Reproduce every line of the material below, but drop the pictures.

— Start SOURCE MATERIAL —

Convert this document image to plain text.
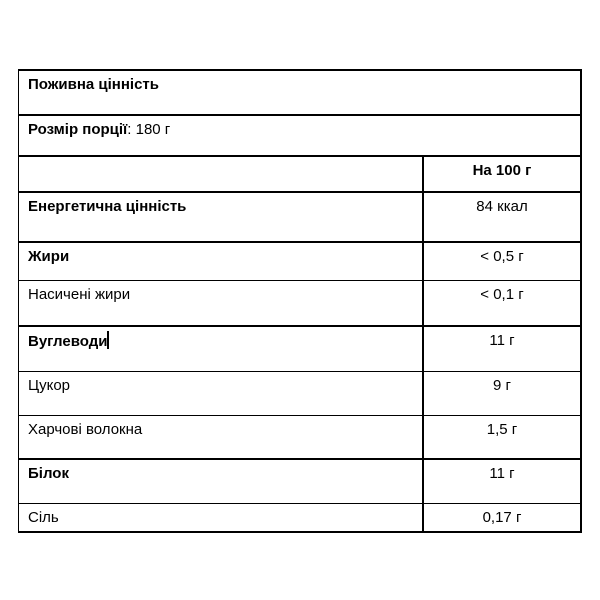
Поживна цінність
Розмір порції: 180 г
На 100 г
Енергетична цінність	84 ккал
Жири	< 0,5 г
Насичені жири	< 0,1 г
Вуглеводи	11 г
Цукор	9 г
Харчові волокна	1,5 г
Білок	11 г
Сіль	0,17 г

— End SOURCE MATERIAL —

◆ **EXERCISE SOLUTION**:
Convert this document image to plain text.
Поживна цінність
Розмір порції: 180 г
На 100 г
Енергетична цінність	84 ккал
Жири	< 0,5 г
Насичені жири	< 0,1 г
Вуглеводи	11 г
Цукор	9 г
Харчові волокна	1,5 г
Білок	11 г
Сіль	0,17 г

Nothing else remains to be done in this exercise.